▶ [SUPPLIED PASSAGE]:
Have you ever been sacked?
Or made redundant?
Or pushed out?
Or left a job because, deep down, you knew you couldn’t stay?
It’s horrible.
There’s no need to dress it up. No need to pretend it’s a ‘wonderful opportunity’ while you’re still trying to work out what on earth just happened.
Losing a job can feel brutal. Ask Sir Keir. Even when the words are softened.
‘We’re restructuring.’
‘It’s not you, it’s your role that is at risk.’
‘We’re going in a different direction.’
‘It’s not personal.’
Ah yes. The classic.
‘It’s not personal.’
Except of course it is.
Not always in their intention. But in how it lands.
Because work is never just work.
It’s your routine. Your income. Your confidence. Your sense of usefulness. Your social circle. Your answer to the question, ‘What do you do?’
And when that disappears, even for a while, it can feel as though part of your identity has been taken with it.
I’ve spoken to people who have been sacked, made redundant or quietly forced out and they often describe the same cocktail of emotions.
Shock. Anger. Embarrassment. Fear. Shame. Confusion. And the dangerous one…
Self-doubt.
Very quickly your brilliant brain does something sneaky. It takes an event and it can it into an identity.
‘I’ve lost my job’ becomes ‘I’m useless.’
‘I’ve been made redundant’ becomes ‘I’m not wanted.’
It’s what happened. It’s the meaning you attach to what happened.
What happened is one thing.
What you decide it means is another.
Sometimes it is unfair.
Sometimes it’s politics. In Keir’s case – literally.
Sometimes someone else made a poor decision.
Sometimes the wrong person was promoted, the wrong person was protected and the wrong person was asked to leave.

▶ [DATASET ENTRIES]:
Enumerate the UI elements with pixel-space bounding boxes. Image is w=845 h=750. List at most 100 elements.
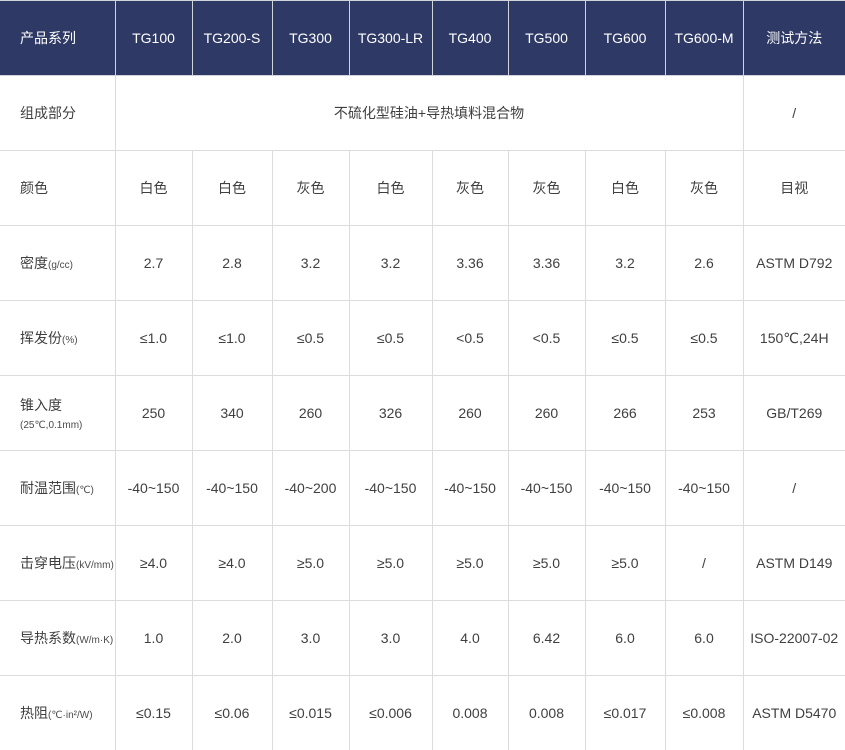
value-cell: 灰色 — [664, 150, 744, 226]
value-cell: 253 — [664, 375, 744, 451]
row-label: 颜色 — [0, 150, 116, 226]
value-cell: ≤0.15 — [114, 675, 193, 750]
value-cell: ≤0.5 — [664, 300, 744, 376]
spec-row: 锥入度(25℃,0.1mm) 250 340 260 326 260 260 266 253 GB… — [0, 375, 845, 451]
row-label-unit: (℃·in²/W) — [48, 710, 93, 721]
value-cell: 2.7 — [114, 225, 193, 301]
row-label: 热阻(℃·in²/W) — [0, 675, 116, 750]
value-cell: 3.36 — [507, 225, 586, 301]
header-product-tg600: TG600 — [584, 0, 666, 76]
value-cell: ≤0.006 — [348, 675, 433, 750]
value-cell: ≥4.0 — [191, 525, 273, 601]
value-cell: ≤1.0 — [114, 300, 193, 376]
value-cell: 0.008 — [431, 675, 509, 750]
value-cell: 1.0 — [114, 600, 193, 676]
value-cell: -40~150 — [507, 450, 586, 526]
header-product-tg300: TG300 — [271, 0, 350, 76]
header-row: 产品系列 TG100 TG200-S TG300 TG300-LR TG400 TG500… — [0, 0, 845, 76]
value-cell: -40~150 — [584, 450, 666, 526]
value-cell: 0.008 — [507, 675, 586, 750]
row-label: 导热系数(W/m·K) — [0, 600, 116, 676]
row-label-unit: (g/cc) — [48, 260, 73, 271]
value-cell: / — [664, 525, 744, 601]
row-label-text: 挥发份 — [20, 330, 62, 346]
value-cell: 白色 — [114, 150, 193, 226]
value-cell: <0.5 — [431, 300, 509, 376]
value-cell: -40~150 — [348, 450, 433, 526]
value-cell: 白色 — [191, 150, 273, 226]
value-cell: 250 — [114, 375, 193, 451]
composition-value-cell: 不硫化型硅油+导热填料混合物 — [114, 75, 744, 151]
spec-row: 热阻(℃·in²/W) ≤0.15 ≤0.06 ≤0.015 ≤0.006 0.008 0.… — [0, 675, 845, 750]
value-cell: 2.6 — [664, 225, 744, 301]
method-cell: 150℃,24H — [742, 300, 845, 376]
value-cell: 3.36 — [431, 225, 509, 301]
value-cell: 3.2 — [584, 225, 666, 301]
composition-row: 组成部分 不硫化型硅油+导热填料混合物 / — [0, 75, 845, 151]
spec-row: 密度(g/cc) 2.7 2.8 3.2 3.2 3.36 3.36 3.2 2.6 ASTM D… — [0, 225, 845, 301]
header-product-tg200-s: TG200-S — [191, 0, 273, 76]
row-label-text: 导热系数 — [20, 630, 76, 646]
method-cell: 目视 — [742, 150, 845, 226]
header-product-tg500: TG500 — [507, 0, 586, 76]
value-cell: 326 — [348, 375, 433, 451]
row-label-text: 锥入度 — [20, 397, 62, 413]
spec-row: 导热系数(W/m·K) 1.0 2.0 3.0 3.0 4.0 6.42 6.0 6.0 ISO-… — [0, 600, 845, 676]
value-cell: 灰色 — [271, 150, 350, 226]
value-cell: ≤0.008 — [664, 675, 744, 750]
value-cell: 灰色 — [431, 150, 509, 226]
row-label: 击穿电压(kV/mm) — [0, 525, 116, 601]
row-label-text: 耐温范围 — [20, 480, 76, 496]
method-cell: ASTM D5470 — [742, 675, 845, 750]
method-cell: / — [742, 75, 845, 151]
row-label: 耐温范围(℃) — [0, 450, 116, 526]
spec-row: 颜色 白色 白色 灰色 白色 灰色 灰色 白色 灰色 目视 — [0, 150, 845, 226]
method-cell: GB/T269 — [742, 375, 845, 451]
row-label-unit: (℃) — [76, 485, 94, 496]
value-cell: 2.8 — [191, 225, 273, 301]
value-cell: 3.2 — [348, 225, 433, 301]
value-cell: ≥5.0 — [431, 525, 509, 601]
value-cell: ≥5.0 — [348, 525, 433, 601]
value-cell: ≤0.5 — [271, 300, 350, 376]
row-label: 挥发份(%) — [0, 300, 116, 376]
value-cell: 2.0 — [191, 600, 273, 676]
header-product-tg300-lr: TG300-LR — [348, 0, 433, 76]
value-cell: 260 — [271, 375, 350, 451]
value-cell: -40~150 — [191, 450, 273, 526]
row-label-unit: (W/m·K) — [76, 635, 114, 646]
spec-row: 耐温范围(℃) -40~150 -40~150 -40~200 -40~150 -40~1… — [0, 450, 845, 526]
spec-row: 击穿电压(kV/mm) ≥4.0 ≥4.0 ≥5.0 ≥5.0 ≥5.0 ≥5.0 ≥5.0/… — [0, 525, 845, 601]
value-cell: 3.0 — [271, 600, 350, 676]
value-cell: 3.0 — [348, 600, 433, 676]
value-cell: -40~200 — [271, 450, 350, 526]
row-label-text: 热阻 — [20, 705, 48, 721]
row-label-unit: (25℃,0.1mm) — [20, 420, 83, 431]
row-label: 密度(g/cc) — [0, 225, 116, 301]
header-product-tg400: TG400 — [431, 0, 509, 76]
value-cell: ≥5.0 — [271, 525, 350, 601]
value-cell: ≥5.0 — [507, 525, 586, 601]
value-cell: 白色 — [348, 150, 433, 226]
value-cell: 灰色 — [507, 150, 586, 226]
value-cell: 266 — [584, 375, 666, 451]
method-cell: / — [742, 450, 845, 526]
row-label: 锥入度 (25℃,0.1mm) — [0, 375, 116, 451]
value-cell: ≥5.0 — [584, 525, 666, 601]
header-product-tg600-m: TG600-M — [664, 0, 744, 76]
value-cell: <0.5 — [507, 300, 586, 376]
value-cell: 6.0 — [584, 600, 666, 676]
method-cell: ASTM D149 — [742, 525, 845, 601]
value-cell: 6.42 — [507, 600, 586, 676]
value-cell: ≤0.06 — [191, 675, 273, 750]
row-label-text: 击穿电压 — [20, 555, 76, 571]
value-cell: 260 — [431, 375, 509, 451]
value-cell: -40~150 — [114, 450, 193, 526]
method-cell: ASTM D792 — [742, 225, 845, 301]
value-cell: -40~150 — [431, 450, 509, 526]
value-cell: 340 — [191, 375, 273, 451]
row-label-text: 密度 — [20, 255, 48, 271]
value-cell: ≤0.015 — [271, 675, 350, 750]
value-cell: ≤0.017 — [584, 675, 666, 750]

▶ [TASK INSTRUCTIONS]:
A: Please format the stretch of the records from the line containing "value-cell: 灰色 — [664, 150, 744, 226]" through the line containing "row-label-text: 挥发份 — [20, 330, 62, 346]" as a JSON list of strings, one string per line, with blank lines left out.
B: Resume the piece on losing a job from where it stops.

▶ [RESULTS OF THE EXERCISE]:
A:
[
  "value-cell: 灰色 — [664, 150, 744, 226]",
  "value-cell: 253 — [664, 375, 744, 451]",
  "row-label: 颜色 — [0, 150, 116, 226]",
  "value-cell: ≤0.15 — [114, 675, 193, 750]",
  "value-cell: ≤0.5 — [664, 300, 744, 376]",
  "spec-row: 锥入度(25℃,0.1mm) 250 340 260 326 260 260 266 253 GB… — [0, 375, 845, 451]",
  "row-label-unit: (℃·in²/W) — [48, 710, 93, 721]",
  "value-cell: 2.7 — [114, 225, 193, 301]",
  "row-label: 热阻(℃·in²/W) — [0, 675, 116, 750]",
  "value-cell: 3.36 — [507, 225, 586, 301]",
  "header-product-tg600: TG600 — [584, 0, 666, 76]",
  "value-cell: ≤0.006 — [348, 675, 433, 750]",
  "value-cell: ≥4.0 — [191, 525, 273, 601]",
  "value-cell: ≤1.0 — [114, 300, 193, 376]",
  "value-cell: 0.008 — [431, 675, 509, 750]",
  "value-cell: 1.0 — [114, 600, 193, 676]",
  "value-cell: -40~150 — [507, 450, 586, 526]",
  "header-product-tg300: TG300 — [271, 0, 350, 76]",
  "header-row: 产品系列 TG100 TG200-S TG300 TG300-LR TG400 TG500… — [0, 0, 845, 76]",
  "value-cell: -40~150 — [584, 450, 666, 526]",
  "value-cell: 0.008 — [507, 675, 586, 750]",
  "row-label: 导热系数(W/m·K) — [0, 600, 116, 676]",
  "row-label-unit: (g/cc) — [48, 260, 73, 271]",
  "value-cell: / — [664, 525, 744, 601]",
  "row-label-text: 挥发份 — [20, 330, 62, 346]"
]

B:
Sometimes you gave everything to a place that gave very little back.
Sometimes you were brilliant and it still happened!
I don’t think strength is pretending you’re fine. Strength is being honest about the knock, then refusing to let the knock become your new identity.
There’s a difference between a chapter and a book.
Being sacked, made redundant or pushed out might be a chapter.
It doesn’t have to be the whole book.
What should Keir do?
The turning point usually begins with a better question.
How could I use this? (Not immediately. Not with a fake grin and a motivational quote printed over a sunset, beach or mountain).
But eventually leaning into ‘How could I use this?’ is ace:
A better job?
A different direction?
A stronger sense of what you will and won’t tolerate?
A chance to start the thing you’ve been talking about for years?
A reminder that your value was never owned by an employer?
A proper look at what you want?
Sometimes the door closing isn’t the lesson. Sometimes the lesson is realising you were standing in the wrong room!
Have you ever been sacked? Made redundant? Pushed out? Or left because the place no longer fitted the person you were becoming?
What did you do? How did you use this?
Be Brilliant!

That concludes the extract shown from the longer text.